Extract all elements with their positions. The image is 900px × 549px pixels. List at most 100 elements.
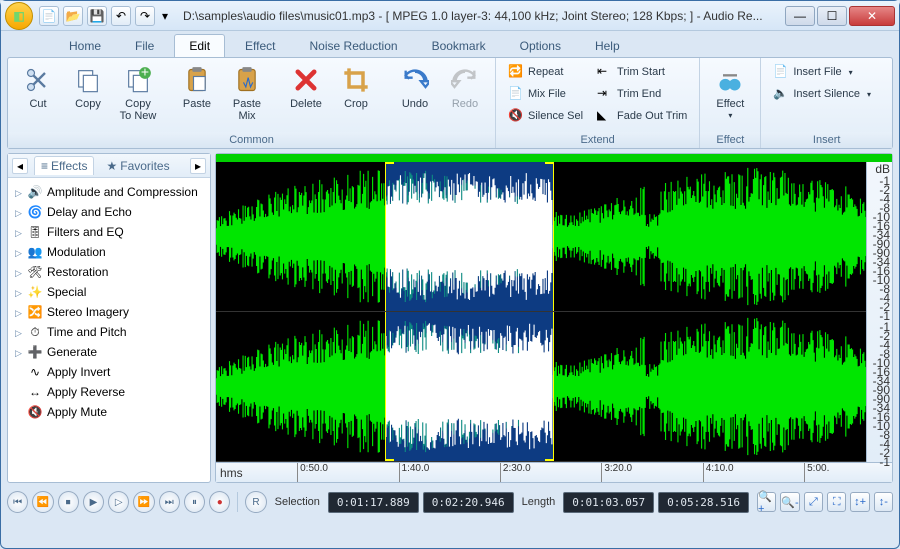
fade-out-trim-button[interactable]: ◣Fade Out Trim [591,106,693,126]
panel-nav-next[interactable]: ▸ [190,158,206,174]
zoom-in-v-button[interactable]: ↕+ [850,492,869,512]
group-insert-label: Insert [761,132,892,148]
fade-out-icon: ◣ [597,108,613,124]
effects-panel: ◂ ≡Effects ★Favorites ▸ ▷🔊Amplitude and … [7,153,211,483]
zoom-in-button[interactable]: 🔍+ [757,492,776,512]
panel-nav-back[interactable]: ◂ [12,158,28,174]
tree-item[interactable]: ↔Apply Reverse [12,382,206,402]
ruler-tick: 1:40.0 [399,463,430,482]
minimize-button[interactable]: — [785,6,815,26]
tree-item[interactable]: ▷➕Generate [12,342,206,362]
tab-noise-reduction[interactable]: Noise Reduction [296,35,412,57]
record-button[interactable]: ● [209,491,230,513]
zoom-selection-button[interactable]: ⛶ [827,492,846,512]
selection-from: 0:01:17.889 [328,492,419,513]
insert-silence-button[interactable]: 🔈Insert Silence▾ [767,84,877,104]
qat-redo-icon[interactable]: ↷ [135,6,155,26]
tree-item[interactable]: ▷⏱Time and Pitch [12,322,206,342]
effect-button[interactable]: Effect▾ [706,62,754,124]
paste-mix-button[interactable]: Paste Mix [223,62,271,124]
tree-item[interactable]: ▷🌀Delay and Echo [12,202,206,222]
effect-cat-icon: 🌀 [27,204,43,220]
copy-new-icon: + [122,64,154,96]
quick-access-toolbar: 📄 📂 💾 ↶ ↷ ▾ [39,6,171,26]
tab-home[interactable]: Home [55,35,115,57]
copy-icon [72,64,104,96]
maximize-button[interactable]: ☐ [817,6,847,26]
tab-help[interactable]: Help [581,35,634,57]
effect-cat-icon: ✨ [27,284,43,300]
close-button[interactable]: ✕ [849,6,895,26]
pause-button[interactable]: ⏸ [184,491,205,513]
stop-button[interactable]: ⏹ [58,491,79,513]
tree-item[interactable]: 🔇Apply Mute [12,402,206,422]
qat-new-icon[interactable]: 📄 [39,6,59,26]
selection-label: Selection [271,496,324,508]
goto-end-button[interactable]: ⏭ [159,491,180,513]
redo-icon [449,64,481,96]
undo-button[interactable]: Undo [391,62,439,112]
waveform-right-channel[interactable] [216,312,892,462]
silence-sel-button[interactable]: 🔇Silence Sel [502,106,589,126]
fast-forward-button[interactable]: ⏩ [133,491,154,513]
effect-cat-icon: ➕ [27,344,43,360]
tree-item[interactable]: ▷🔀Stereo Imagery [12,302,206,322]
ruler-tick: 5:00. [804,463,829,482]
time-ruler[interactable]: hms 0:50.0 1:40.0 2:30.0 3:20.0 4:10.0 5… [216,462,892,482]
tree-item[interactable]: ▷🎚Filters and EQ [12,222,206,242]
qat-open-icon[interactable]: 📂 [63,6,83,26]
play-selection-button[interactable]: ▷ [108,491,129,513]
selection-region[interactable] [385,312,554,461]
effect-cat-icon: 👥 [27,244,43,260]
side-tab-favorites[interactable]: ★Favorites [100,157,175,175]
loop-button[interactable]: R [245,491,266,513]
redo-button[interactable]: Redo [441,62,489,112]
group-extend-label: Extend [496,132,699,148]
crop-button[interactable]: Crop [332,62,380,112]
qat-save-icon[interactable]: 💾 [87,6,107,26]
reverse-icon: ↔ [27,384,43,400]
paste-mix-icon [231,64,263,96]
copy-button[interactable]: Copy [64,62,112,112]
tree-item[interactable]: ∿Apply Invert [12,362,206,382]
copy-to-new-button[interactable]: +Copy To New [114,62,162,124]
cut-button[interactable]: Cut [14,62,62,112]
side-tab-effects[interactable]: ≡Effects [34,156,94,175]
tree-item[interactable]: ▷🔊Amplitude and Compression [12,182,206,202]
tab-file[interactable]: File [121,35,168,57]
zoom-out-button[interactable]: 🔍- [780,492,799,512]
repeat-button[interactable]: 🔁Repeat [502,62,589,82]
play-button[interactable]: ▶ [83,491,104,513]
waveform-left-channel[interactable] [216,162,892,312]
tab-effect[interactable]: Effect [231,35,289,57]
zoom-out-v-button[interactable]: ↕- [874,492,893,512]
tab-options[interactable]: Options [506,35,575,57]
length-total: 0:05:28.516 [658,492,749,513]
tree-item[interactable]: ▷🛠Restoration [12,262,206,282]
qat-dropdown-icon[interactable]: ▾ [159,6,171,26]
waveform-editor[interactable]: hms 0:50.0 1:40.0 2:30.0 3:20.0 4:10.0 5… [215,153,893,483]
tree-item[interactable]: ▷✨Special [12,282,206,302]
qat-undo-icon[interactable]: ↶ [111,6,131,26]
mix-file-button[interactable]: 📄Mix File [502,84,589,104]
tab-edit[interactable]: Edit [174,34,225,57]
selection-region[interactable] [385,162,554,311]
zoom-full-button[interactable]: ⤢ [804,492,823,512]
delete-button[interactable]: Delete [282,62,330,112]
tab-bookmark[interactable]: Bookmark [418,35,500,57]
paste-button[interactable]: Paste [173,62,221,112]
length-label: Length [518,496,560,508]
tree-item[interactable]: ▷👥Modulation [12,242,206,262]
selection-marker-top [216,154,892,162]
scissors-icon [22,64,54,96]
effects-tree[interactable]: ▷🔊Amplitude and Compression ▷🌀Delay and … [8,178,210,482]
mute-icon: 🔇 [27,404,43,420]
title-bar: ◧ 📄 📂 💾 ↶ ↷ ▾ D:\samples\audio files\mus… [1,1,899,31]
trim-start-button[interactable]: ⇤Trim Start [591,62,693,82]
trim-end-button[interactable]: ⇥Trim End [591,84,693,104]
effects-tab-icon: ≡ [41,159,48,173]
insert-silence-icon: 🔈 [773,86,789,102]
goto-start-button[interactable]: ⏮ [7,491,28,513]
insert-file-button[interactable]: 📄Insert File▾ [767,62,877,82]
rewind-button[interactable]: ⏪ [32,491,53,513]
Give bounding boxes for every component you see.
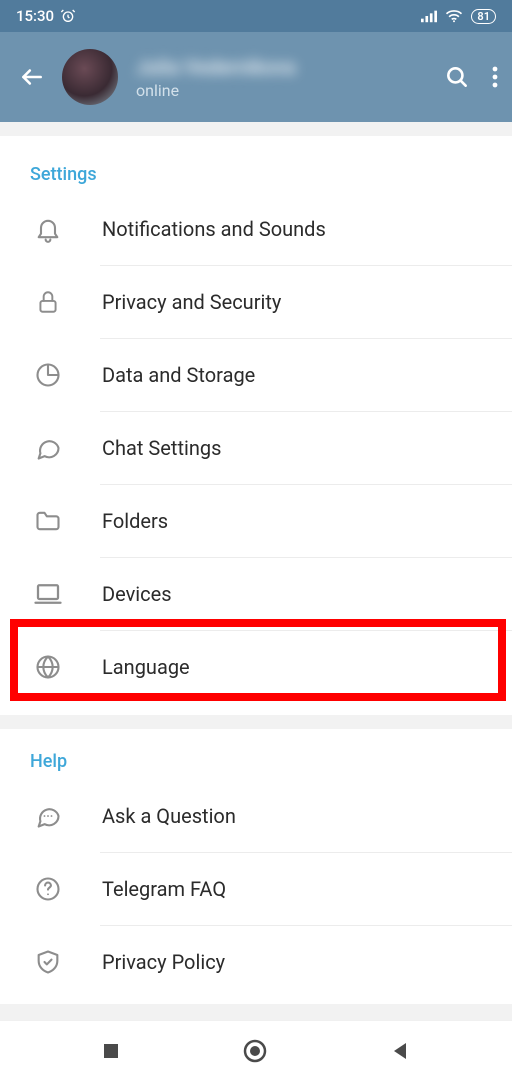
search-button[interactable] (444, 64, 470, 90)
avatar[interactable] (62, 49, 118, 105)
settings-item-chat[interactable]: Chat Settings (0, 412, 512, 484)
settings-item-data[interactable]: Data and Storage (0, 339, 512, 411)
chat-icon (30, 430, 66, 466)
status-bar: 15:30 81 (0, 0, 512, 32)
help-item-label: Ask a Question (102, 804, 236, 828)
help-item-ask[interactable]: Ask a Question (0, 780, 512, 852)
pie-icon (30, 357, 66, 393)
shield-check-icon (30, 944, 66, 980)
wifi-icon (445, 9, 463, 23)
folder-icon (30, 503, 66, 539)
more-button[interactable] (492, 65, 498, 89)
settings-item-label: Folders (102, 509, 168, 533)
bottom-gap (0, 1004, 512, 1020)
help-item-label: Privacy Policy (102, 950, 225, 974)
question-icon (30, 871, 66, 907)
section-header-help: Help (0, 729, 512, 780)
help-item-label: Telegram FAQ (102, 877, 226, 901)
profile-header: Julia Vedernikova online (0, 32, 512, 122)
settings-item-label: Data and Storage (102, 363, 255, 387)
settings-item-label: Language (102, 655, 190, 679)
battery-icon: 81 (471, 9, 496, 24)
globe-icon (30, 649, 66, 685)
alarm-icon (60, 8, 76, 24)
settings-item-label: Devices (102, 582, 172, 606)
nav-back-button[interactable] (389, 1040, 411, 1062)
settings-item-label: Notifications and Sounds (102, 217, 326, 241)
settings-item-label: Privacy and Security (102, 290, 281, 314)
settings-item-label: Chat Settings (102, 436, 221, 460)
settings-item-language[interactable]: Language (0, 631, 512, 703)
laptop-icon (30, 576, 66, 612)
settings-item-devices[interactable]: Devices (0, 558, 512, 630)
chat-dots-icon (30, 798, 66, 834)
settings-item-notifications[interactable]: Notifications and Sounds (0, 193, 512, 265)
section-gap (0, 122, 512, 136)
settings-item-privacy[interactable]: Privacy and Security (0, 266, 512, 338)
bell-icon (30, 211, 66, 247)
back-button[interactable] (14, 59, 50, 95)
settings-item-folders[interactable]: Folders (0, 485, 512, 557)
android-nav-bar (0, 1020, 512, 1080)
help-item-privacy[interactable]: Privacy Policy (0, 926, 512, 998)
nav-home-button[interactable] (242, 1038, 268, 1064)
profile-name: Julia Vedernikova (136, 55, 351, 79)
lock-icon (30, 284, 66, 320)
nav-recent-button[interactable] (101, 1041, 121, 1061)
profile-status: online (136, 81, 444, 100)
signal-icon (421, 9, 437, 23)
section-gap (0, 715, 512, 729)
section-header-settings: Settings (0, 142, 512, 193)
help-item-faq[interactable]: Telegram FAQ (0, 853, 512, 925)
status-time: 15:30 (16, 7, 54, 25)
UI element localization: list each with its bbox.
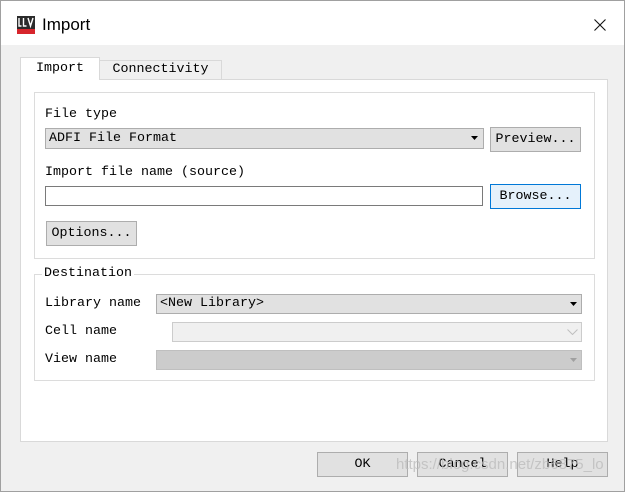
app-icon bbox=[16, 15, 36, 35]
file-type-value: ADFI File Format bbox=[49, 131, 177, 146]
file-name-label: Import file name (source) bbox=[45, 165, 245, 180]
library-name-label: Library name bbox=[45, 296, 141, 311]
tab-connectivity[interactable]: Connectivity bbox=[99, 60, 222, 79]
view-name-combo bbox=[156, 350, 582, 370]
chevron-down-glyph bbox=[567, 329, 578, 335]
chevron-down-icon bbox=[567, 329, 578, 335]
library-name-value: <New Library> bbox=[160, 296, 264, 311]
dropdown-arrow-glyph bbox=[570, 358, 577, 362]
options-button[interactable]: Options... bbox=[46, 221, 137, 246]
destination-legend: Destination bbox=[42, 266, 134, 282]
file-type-label: File type bbox=[45, 107, 117, 122]
library-name-combo[interactable]: <New Library> bbox=[156, 294, 582, 314]
dropdown-arrow-icon bbox=[570, 302, 577, 306]
cell-name-label: Cell name bbox=[45, 324, 117, 339]
preview-button[interactable]: Preview... bbox=[490, 127, 581, 152]
browse-button[interactable]: Browse... bbox=[490, 184, 581, 209]
tab-import[interactable]: Import bbox=[20, 57, 100, 80]
app-icon-band bbox=[17, 29, 35, 34]
close-icon-glyph bbox=[594, 19, 606, 31]
dropdown-arrow-glyph bbox=[570, 302, 577, 306]
close-button[interactable] bbox=[577, 1, 623, 45]
cancel-button[interactable]: Cancel bbox=[417, 452, 508, 477]
close-icon bbox=[594, 19, 606, 31]
view-name-label: View name bbox=[45, 352, 117, 367]
file-type-combo[interactable]: ADFI File Format bbox=[45, 128, 484, 149]
file-name-input[interactable] bbox=[45, 186, 483, 206]
dropdown-arrow-icon bbox=[471, 136, 478, 140]
dropdown-arrow-icon bbox=[570, 358, 577, 362]
ok-button[interactable]: OK bbox=[317, 452, 408, 477]
help-button[interactable]: Help bbox=[517, 452, 608, 477]
cell-name-combo bbox=[172, 322, 582, 342]
dropdown-arrow-glyph bbox=[471, 136, 478, 140]
title-bar bbox=[0, 0, 625, 45]
window-title: Import bbox=[42, 15, 91, 34]
import-dialog: Import Connectivity Import File type ADF… bbox=[0, 0, 625, 492]
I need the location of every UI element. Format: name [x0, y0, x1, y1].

EXERCISE OBJECTIVE >> Copy out the stretch from the line containing "fade-out-trim-button[interactable]: ◣Fade Out" through the line containing "ruler-tick: 1:40.0 [399,463,430,482]", both included, reproducing every character as it stands.

TASK SOLUTION >>
fade-out-trim-button[interactable]: ◣Fade Out Trim [591,106,693,126]
panel-nav-next[interactable]: ▸ [190,158,206,174]
zoom-in-v-button[interactable]: ↕+ [850,492,869,512]
group-insert-label: Insert [761,132,892,148]
fade-out-icon: ◣ [597,108,613,124]
effects-panel: ◂ ≡Effects ★Favorites ▸ ▷🔊Amplitude and … [7,153,211,483]
zoom-in-button[interactable]: 🔍+ [757,492,776,512]
panel-nav-back[interactable]: ◂ [12,158,28,174]
tree-item[interactable]: ↔Apply Reverse [12,382,206,402]
ruler-tick: 1:40.0 [399,463,430,482]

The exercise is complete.